AIM OF THE TASK: Repeat exactly each line of the data provided below.

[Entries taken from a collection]
══════════

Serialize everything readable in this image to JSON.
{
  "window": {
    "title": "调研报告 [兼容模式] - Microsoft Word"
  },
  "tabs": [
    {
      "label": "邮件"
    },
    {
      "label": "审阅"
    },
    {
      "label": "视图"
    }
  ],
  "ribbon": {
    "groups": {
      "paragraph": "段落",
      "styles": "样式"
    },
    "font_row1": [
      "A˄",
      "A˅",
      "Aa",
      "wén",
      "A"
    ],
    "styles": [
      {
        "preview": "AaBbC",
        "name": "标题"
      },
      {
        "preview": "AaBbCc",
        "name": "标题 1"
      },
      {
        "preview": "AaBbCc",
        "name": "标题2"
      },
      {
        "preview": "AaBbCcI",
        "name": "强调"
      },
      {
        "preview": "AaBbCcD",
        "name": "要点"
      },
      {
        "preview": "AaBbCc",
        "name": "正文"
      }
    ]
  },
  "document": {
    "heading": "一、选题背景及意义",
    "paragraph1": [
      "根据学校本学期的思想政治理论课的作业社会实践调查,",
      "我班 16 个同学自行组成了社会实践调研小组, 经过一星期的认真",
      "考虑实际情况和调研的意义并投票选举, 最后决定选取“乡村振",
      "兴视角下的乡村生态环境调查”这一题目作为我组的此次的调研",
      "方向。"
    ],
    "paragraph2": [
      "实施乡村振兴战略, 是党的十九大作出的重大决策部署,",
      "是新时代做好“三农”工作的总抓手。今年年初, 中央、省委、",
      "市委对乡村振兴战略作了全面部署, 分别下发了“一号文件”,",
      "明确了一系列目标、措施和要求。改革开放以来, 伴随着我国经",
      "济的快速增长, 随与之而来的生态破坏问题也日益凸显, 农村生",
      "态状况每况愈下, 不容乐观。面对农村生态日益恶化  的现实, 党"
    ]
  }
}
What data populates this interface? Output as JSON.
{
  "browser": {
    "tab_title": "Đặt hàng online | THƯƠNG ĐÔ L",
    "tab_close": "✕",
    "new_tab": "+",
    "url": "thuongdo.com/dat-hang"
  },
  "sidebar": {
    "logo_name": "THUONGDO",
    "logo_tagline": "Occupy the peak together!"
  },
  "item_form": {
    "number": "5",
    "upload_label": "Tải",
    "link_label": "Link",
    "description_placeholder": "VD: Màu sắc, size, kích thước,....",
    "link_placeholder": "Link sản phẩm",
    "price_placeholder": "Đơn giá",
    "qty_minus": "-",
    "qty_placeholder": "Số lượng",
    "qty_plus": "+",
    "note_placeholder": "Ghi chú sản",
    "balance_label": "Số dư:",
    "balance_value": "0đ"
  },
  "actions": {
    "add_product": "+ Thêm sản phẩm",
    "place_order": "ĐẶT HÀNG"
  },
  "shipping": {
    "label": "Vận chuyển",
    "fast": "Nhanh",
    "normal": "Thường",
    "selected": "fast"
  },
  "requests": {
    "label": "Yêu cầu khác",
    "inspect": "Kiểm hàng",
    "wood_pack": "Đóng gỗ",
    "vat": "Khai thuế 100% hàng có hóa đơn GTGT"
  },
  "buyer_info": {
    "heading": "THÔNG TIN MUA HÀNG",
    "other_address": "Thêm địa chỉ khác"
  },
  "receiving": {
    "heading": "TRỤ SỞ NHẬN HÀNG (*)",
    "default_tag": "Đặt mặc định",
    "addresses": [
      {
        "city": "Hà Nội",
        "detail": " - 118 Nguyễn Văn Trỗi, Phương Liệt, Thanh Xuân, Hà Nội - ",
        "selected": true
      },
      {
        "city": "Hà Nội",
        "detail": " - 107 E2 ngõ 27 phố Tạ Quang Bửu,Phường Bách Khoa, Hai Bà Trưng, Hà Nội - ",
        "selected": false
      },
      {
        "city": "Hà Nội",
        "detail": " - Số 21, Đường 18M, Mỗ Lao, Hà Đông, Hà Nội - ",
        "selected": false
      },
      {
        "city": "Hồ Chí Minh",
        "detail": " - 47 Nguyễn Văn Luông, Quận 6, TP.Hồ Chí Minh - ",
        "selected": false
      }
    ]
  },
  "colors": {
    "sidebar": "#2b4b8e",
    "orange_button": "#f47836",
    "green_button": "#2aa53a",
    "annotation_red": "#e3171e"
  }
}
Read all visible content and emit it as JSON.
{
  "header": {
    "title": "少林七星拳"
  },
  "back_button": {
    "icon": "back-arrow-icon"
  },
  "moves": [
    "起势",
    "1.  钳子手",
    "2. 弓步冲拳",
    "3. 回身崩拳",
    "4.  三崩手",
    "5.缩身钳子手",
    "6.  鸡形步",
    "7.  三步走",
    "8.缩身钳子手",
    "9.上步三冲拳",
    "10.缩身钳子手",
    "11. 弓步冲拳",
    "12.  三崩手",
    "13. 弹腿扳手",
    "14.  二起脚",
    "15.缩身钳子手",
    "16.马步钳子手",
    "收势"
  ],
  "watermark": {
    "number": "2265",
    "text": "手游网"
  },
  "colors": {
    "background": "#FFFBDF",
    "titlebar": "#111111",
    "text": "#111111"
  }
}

══════════

SOLUTION TO THIS PROBLEM:
Serialize everything readable in this image to JSON.
{
  "window": {
    "title": "调研报告 [兼容模式] - Microsoft Word"
  },
  "tabs": [
    {
      "label": "邮件"
    },
    {
      "label": "审阅"
    },
    {
      "label": "视图"
    }
  ],
  "ribbon": {
    "groups": {
      "paragraph": "段落",
      "styles": "样式"
    },
    "font_row1": [
      "A˄",
      "A˅",
      "Aa",
      "wén",
      "A"
    ],
    "styles": [
      {
        "preview": "AaBbC",
        "name": "标题"
      },
      {
        "preview": "AaBbCc",
        "name": "标题 1"
      },
      {
        "preview": "AaBbCc",
        "name": "标题2"
      },
      {
        "preview": "AaBbCcI",
        "name": "强调"
      },
      {
        "preview": "AaBbCcD",
        "name": "要点"
      },
      {
        "preview": "AaBbCc",
        "name": "正文"
      }
    ]
  },
  "document": {
    "heading": "一、选题背景及意义",
    "paragraph1": [
      "根据学校本学期的思想政治理论课的作业社会实践调查,",
      "我班 16 个同学自行组成了社会实践调研小组, 经过一星期的认真",
      "考虑实际情况和调研的意义并投票选举, 最后决定选取“乡村振",
      "兴视角下的乡村生态环境调查”这一题目作为我组的此次的调研",
      "方向。"
    ],
    "paragraph2": [
      "实施乡村振兴战略, 是党的十九大作出的重大决策部署,",
      "是新时代做好“三农”工作的总抓手。今年年初, 中央、省委、",
      "市委对乡村振兴战略作了全面部署, 分别下发了“一号文件”,",
      "明确了一系列目标、措施和要求。改革开放以来, 伴随着我国经",
      "济的快速增长, 随与之而来的生态破坏问题也日益凸显, 农村生",
      "态状况每况愈下, 不容乐观。面对农村生态日益恶化  的现实, 党"
    ]
  }
}
What data populates this interface? Output as JSON.
{
  "browser": {
    "tab_title": "Đặt hàng online | THƯƠNG ĐÔ L",
    "tab_close": "✕",
    "new_tab": "+",
    "url": "thuongdo.com/dat-hang"
  },
  "sidebar": {
    "logo_name": "THUONGDO",
    "logo_tagline": "Occupy the peak together!"
  },
  "item_form": {
    "number": "5",
    "upload_label": "Tải",
    "link_label": "Link",
    "description_placeholder": "VD: Màu sắc, size, kích thước,....",
    "link_placeholder": "Link sản phẩm",
    "price_placeholder": "Đơn giá",
    "qty_minus": "-",
    "qty_placeholder": "Số lượng",
    "qty_plus": "+",
    "note_placeholder": "Ghi chú sản",
    "balance_label": "Số dư:",
    "balance_value": "0đ"
  },
  "actions": {
    "add_product": "+ Thêm sản phẩm",
    "place_order": "ĐẶT HÀNG"
  },
  "shipping": {
    "label": "Vận chuyển",
    "fast": "Nhanh",
    "normal": "Thường",
    "selected": "fast"
  },
  "requests": {
    "label": "Yêu cầu khác",
    "inspect": "Kiểm hàng",
    "wood_pack": "Đóng gỗ",
    "vat": "Khai thuế 100% hàng có hóa đơn GTGT"
  },
  "buyer_info": {
    "heading": "THÔNG TIN MUA HÀNG",
    "other_address": "Thêm địa chỉ khác"
  },
  "receiving": {
    "heading": "TRỤ SỞ NHẬN HÀNG (*)",
    "default_tag": "Đặt mặc định",
    "addresses": [
      {
        "city": "Hà Nội",
        "detail": " - 118 Nguyễn Văn Trỗi, Phương Liệt, Thanh Xuân, Hà Nội - ",
        "selected": true
      },
      {
        "city": "Hà Nội",
        "detail": " - 107 E2 ngõ 27 phố Tạ Quang Bửu,Phường Bách Khoa, Hai Bà Trưng, Hà Nội - ",
        "selected": false
      },
      {
        "city": "Hà Nội",
        "detail": " - Số 21, Đường 18M, Mỗ Lao, Hà Đông, Hà Nội - ",
        "selected": false
      },
      {
        "city": "Hồ Chí Minh",
        "detail": " - 47 Nguyễn Văn Luông, Quận 6, TP.Hồ Chí Minh - ",
        "selected": false
      }
    ]
  },
  "colors": {
    "sidebar": "#2b4b8e",
    "orange_button": "#f47836",
    "green_button": "#2aa53a",
    "annotation_red": "#e3171e"
  }
}
Read all visible content and emit it as JSON.
{
  "header": {
    "title": "少林七星拳"
  },
  "back_button": {
    "icon": "back-arrow-icon"
  },
  "moves": [
    "起势",
    "1.  钳子手",
    "2. 弓步冲拳",
    "3. 回身崩拳",
    "4.  三崩手",
    "5.缩身钳子手",
    "6.  鸡形步",
    "7.  三步走",
    "8.缩身钳子手",
    "9.上步三冲拳",
    "10.缩身钳子手",
    "11. 弓步冲拳",
    "12.  三崩手",
    "13. 弹腿扳手",
    "14.  二起脚",
    "15.缩身钳子手",
    "16.马步钳子手",
    "收势"
  ],
  "watermark": {
    "number": "2265",
    "text": "手游网"
  },
  "colors": {
    "background": "#FFFBDF",
    "titlebar": "#111111",
    "text": "#111111"
  }
}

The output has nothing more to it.